All of the records listed below should be retyped exactly.

**Data lines:**
• • • • •

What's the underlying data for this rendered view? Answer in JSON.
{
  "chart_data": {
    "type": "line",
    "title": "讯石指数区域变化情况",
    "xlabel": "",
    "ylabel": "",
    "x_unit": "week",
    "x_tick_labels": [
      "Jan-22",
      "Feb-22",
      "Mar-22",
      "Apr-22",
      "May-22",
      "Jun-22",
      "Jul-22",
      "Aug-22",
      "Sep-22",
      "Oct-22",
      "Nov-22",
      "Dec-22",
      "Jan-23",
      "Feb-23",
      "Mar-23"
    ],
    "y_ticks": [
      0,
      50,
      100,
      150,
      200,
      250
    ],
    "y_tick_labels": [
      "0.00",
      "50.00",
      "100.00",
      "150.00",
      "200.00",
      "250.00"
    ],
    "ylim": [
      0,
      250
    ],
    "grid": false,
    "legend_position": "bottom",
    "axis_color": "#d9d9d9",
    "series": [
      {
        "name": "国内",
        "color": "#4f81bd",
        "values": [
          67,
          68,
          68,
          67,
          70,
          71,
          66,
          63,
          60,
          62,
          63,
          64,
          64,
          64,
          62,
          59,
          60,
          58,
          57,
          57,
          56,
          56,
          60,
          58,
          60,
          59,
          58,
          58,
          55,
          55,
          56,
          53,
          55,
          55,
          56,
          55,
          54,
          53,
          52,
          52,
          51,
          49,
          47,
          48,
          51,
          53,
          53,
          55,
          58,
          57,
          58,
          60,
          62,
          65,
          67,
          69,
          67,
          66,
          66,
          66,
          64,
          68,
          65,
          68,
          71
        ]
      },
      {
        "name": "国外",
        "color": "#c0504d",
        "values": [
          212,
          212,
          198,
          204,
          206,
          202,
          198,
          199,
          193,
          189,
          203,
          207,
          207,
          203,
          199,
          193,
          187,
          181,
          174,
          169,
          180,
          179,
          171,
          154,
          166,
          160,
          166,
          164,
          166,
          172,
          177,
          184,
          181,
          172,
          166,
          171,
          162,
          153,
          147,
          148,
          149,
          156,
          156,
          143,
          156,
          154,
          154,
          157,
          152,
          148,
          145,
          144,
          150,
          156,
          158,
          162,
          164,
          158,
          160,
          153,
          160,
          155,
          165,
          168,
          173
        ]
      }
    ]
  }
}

• • • • •

**The answer:**
What's the underlying data for this rendered view? Answer in JSON.
{
  "chart_data": {
    "type": "line",
    "title": "讯石指数区域变化情况",
    "xlabel": "",
    "ylabel": "",
    "x_unit": "week",
    "x_tick_labels": [
      "Jan-22",
      "Feb-22",
      "Mar-22",
      "Apr-22",
      "May-22",
      "Jun-22",
      "Jul-22",
      "Aug-22",
      "Sep-22",
      "Oct-22",
      "Nov-22",
      "Dec-22",
      "Jan-23",
      "Feb-23",
      "Mar-23"
    ],
    "y_ticks": [
      0,
      50,
      100,
      150,
      200,
      250
    ],
    "y_tick_labels": [
      "0.00",
      "50.00",
      "100.00",
      "150.00",
      "200.00",
      "250.00"
    ],
    "ylim": [
      0,
      250
    ],
    "grid": false,
    "legend_position": "bottom",
    "axis_color": "#d9d9d9",
    "series": [
      {
        "name": "国内",
        "color": "#4f81bd",
        "values": [
          67,
          68,
          68,
          67,
          70,
          71,
          66,
          63,
          60,
          62,
          63,
          64,
          64,
          64,
          62,
          59,
          60,
          58,
          57,
          57,
          56,
          56,
          60,
          58,
          60,
          59,
          58,
          58,
          55,
          55,
          56,
          53,
          55,
          55,
          56,
          55,
          54,
          53,
          52,
          52,
          51,
          49,
          47,
          48,
          51,
          53,
          53,
          55,
          58,
          57,
          58,
          60,
          62,
          65,
          67,
          69,
          67,
          66,
          66,
          66,
          64,
          68,
          65,
          68,
          71
        ]
      },
      {
        "name": "国外",
        "color": "#c0504d",
        "values": [
          212,
          212,
          198,
          204,
          206,
          202,
          198,
          199,
          193,
          189,
          203,
          207,
          207,
          203,
          199,
          193,
          187,
          181,
          174,
          169,
          180,
          179,
          171,
          154,
          166,
          160,
          166,
          164,
          166,
          172,
          177,
          184,
          181,
          172,
          166,
          171,
          162,
          153,
          147,
          148,
          149,
          156,
          156,
          143,
          156,
          154,
          154,
          157,
          152,
          148,
          145,
          144,
          150,
          156,
          158,
          162,
          164,
          158,
          160,
          153,
          160,
          155,
          165,
          168,
          173
        ]
      }
    ]
  }
}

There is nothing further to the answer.